WORK INSTRUCTIONS
Pull out every line from the start of the entries through the line containing "group-1-line: นายประวิช นิลวัชรมณี", including that line, and reproduce each one verbatim.

(Records in a dataset)
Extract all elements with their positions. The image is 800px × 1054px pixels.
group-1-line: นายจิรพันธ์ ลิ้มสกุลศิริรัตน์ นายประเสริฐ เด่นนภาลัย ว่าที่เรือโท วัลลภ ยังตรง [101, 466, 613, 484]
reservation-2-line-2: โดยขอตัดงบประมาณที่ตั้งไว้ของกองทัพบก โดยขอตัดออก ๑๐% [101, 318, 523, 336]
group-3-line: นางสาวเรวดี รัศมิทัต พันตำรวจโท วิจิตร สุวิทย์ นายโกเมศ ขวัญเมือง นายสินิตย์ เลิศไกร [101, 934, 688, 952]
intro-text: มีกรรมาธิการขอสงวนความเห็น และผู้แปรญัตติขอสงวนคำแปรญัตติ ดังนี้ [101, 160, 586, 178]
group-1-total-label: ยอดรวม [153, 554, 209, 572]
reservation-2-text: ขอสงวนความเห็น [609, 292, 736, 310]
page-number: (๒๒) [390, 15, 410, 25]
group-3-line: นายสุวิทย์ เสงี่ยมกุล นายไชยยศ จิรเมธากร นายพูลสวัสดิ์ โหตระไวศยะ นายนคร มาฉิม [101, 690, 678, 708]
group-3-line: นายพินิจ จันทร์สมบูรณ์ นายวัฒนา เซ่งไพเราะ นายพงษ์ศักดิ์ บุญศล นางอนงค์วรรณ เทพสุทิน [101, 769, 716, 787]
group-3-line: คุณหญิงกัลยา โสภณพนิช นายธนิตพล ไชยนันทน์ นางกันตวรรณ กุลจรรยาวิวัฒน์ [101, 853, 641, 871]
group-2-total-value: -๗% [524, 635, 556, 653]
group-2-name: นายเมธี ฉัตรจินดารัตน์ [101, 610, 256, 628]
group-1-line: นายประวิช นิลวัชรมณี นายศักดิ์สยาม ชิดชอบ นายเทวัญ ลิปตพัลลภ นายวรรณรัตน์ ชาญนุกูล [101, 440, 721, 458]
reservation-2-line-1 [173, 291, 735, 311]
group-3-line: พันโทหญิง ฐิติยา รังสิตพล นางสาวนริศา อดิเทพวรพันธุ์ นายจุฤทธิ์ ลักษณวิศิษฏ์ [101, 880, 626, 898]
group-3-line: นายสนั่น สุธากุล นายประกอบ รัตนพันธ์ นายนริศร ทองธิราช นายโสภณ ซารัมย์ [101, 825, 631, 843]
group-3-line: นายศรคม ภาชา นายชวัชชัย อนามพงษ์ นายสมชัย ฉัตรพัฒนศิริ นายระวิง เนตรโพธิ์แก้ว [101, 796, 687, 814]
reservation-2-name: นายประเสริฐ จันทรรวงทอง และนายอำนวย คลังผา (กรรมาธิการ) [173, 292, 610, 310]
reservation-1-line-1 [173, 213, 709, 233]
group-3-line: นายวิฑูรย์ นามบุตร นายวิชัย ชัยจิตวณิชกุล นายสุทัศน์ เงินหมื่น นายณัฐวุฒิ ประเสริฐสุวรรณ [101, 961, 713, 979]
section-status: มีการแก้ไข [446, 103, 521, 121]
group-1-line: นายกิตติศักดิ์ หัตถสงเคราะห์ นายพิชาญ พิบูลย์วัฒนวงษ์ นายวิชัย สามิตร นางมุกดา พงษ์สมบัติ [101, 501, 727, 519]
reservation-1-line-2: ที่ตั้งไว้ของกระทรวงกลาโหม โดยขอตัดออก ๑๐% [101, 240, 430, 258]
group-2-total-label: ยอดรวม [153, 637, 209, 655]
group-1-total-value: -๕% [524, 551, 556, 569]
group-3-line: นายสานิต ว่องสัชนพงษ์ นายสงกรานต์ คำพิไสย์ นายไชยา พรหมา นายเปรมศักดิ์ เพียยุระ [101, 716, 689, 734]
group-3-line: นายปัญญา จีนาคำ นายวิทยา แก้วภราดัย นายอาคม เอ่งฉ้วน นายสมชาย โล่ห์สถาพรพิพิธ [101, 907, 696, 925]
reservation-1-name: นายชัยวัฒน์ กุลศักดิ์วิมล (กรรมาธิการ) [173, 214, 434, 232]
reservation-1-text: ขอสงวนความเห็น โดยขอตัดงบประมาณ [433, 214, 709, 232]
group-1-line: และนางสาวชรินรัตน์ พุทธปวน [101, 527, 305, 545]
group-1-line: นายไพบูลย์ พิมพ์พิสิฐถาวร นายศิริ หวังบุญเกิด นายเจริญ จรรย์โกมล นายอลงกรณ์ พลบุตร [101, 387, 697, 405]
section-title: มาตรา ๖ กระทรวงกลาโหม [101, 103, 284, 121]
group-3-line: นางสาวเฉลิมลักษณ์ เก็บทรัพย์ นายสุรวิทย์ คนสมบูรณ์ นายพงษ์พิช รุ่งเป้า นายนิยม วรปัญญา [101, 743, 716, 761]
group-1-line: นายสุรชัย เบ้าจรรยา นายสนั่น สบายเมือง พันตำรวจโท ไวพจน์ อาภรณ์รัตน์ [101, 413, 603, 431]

FINISHED ANSWER
Extract all elements with their positions. The image is 800px × 1054px pixels.
group-1-line: นายจิรพันธ์ ลิ้มสกุลศิริรัตน์ นายประเสริฐ เด่นนภาลัย ว่าที่เรือโท วัลลภ ยังตรง [101, 466, 613, 484]
reservation-2-line-2: โดยขอตัดงบประมาณที่ตั้งไว้ของกองทัพบก โดยขอตัดออก ๑๐% [101, 318, 523, 336]
group-3-line: นางสาวเรวดี รัศมิทัต พันตำรวจโท วิจิตร สุวิทย์ นายโกเมศ ขวัญเมือง นายสินิตย์ เลิศไกร [101, 934, 688, 952]
intro-text: มีกรรมาธิการขอสงวนความเห็น และผู้แปรญัตติขอสงวนคำแปรญัตติ ดังนี้ [101, 160, 586, 178]
group-1-total-label: ยอดรวม [153, 554, 209, 572]
reservation-2-text: ขอสงวนความเห็น [609, 292, 736, 310]
page-number: (๒๒) [390, 15, 410, 25]
group-3-line: นายสุวิทย์ เสงี่ยมกุล นายไชยยศ จิรเมธากร นายพูลสวัสดิ์ โหตระไวศยะ นายนคร มาฉิม [101, 690, 678, 708]
group-3-line: นายพินิจ จันทร์สมบูรณ์ นายวัฒนา เซ่งไพเราะ นายพงษ์ศักดิ์ บุญศล นางอนงค์วรรณ เทพสุทิน [101, 769, 716, 787]
group-3-line: คุณหญิงกัลยา โสภณพนิช นายธนิตพล ไชยนันทน์ นางกันตวรรณ กุลจรรยาวิวัฒน์ [101, 853, 641, 871]
group-2-total-value: -๗% [524, 635, 556, 653]
group-2-name: นายเมธี ฉัตรจินดารัตน์ [101, 610, 256, 628]
group-1-line: นายประวิช นิลวัชรมณี นายศักดิ์สยาม ชิดชอบ นายเทวัญ ลิปตพัลลภ นายวรรณรัตน์ ชาญนุกูล [101, 440, 721, 458]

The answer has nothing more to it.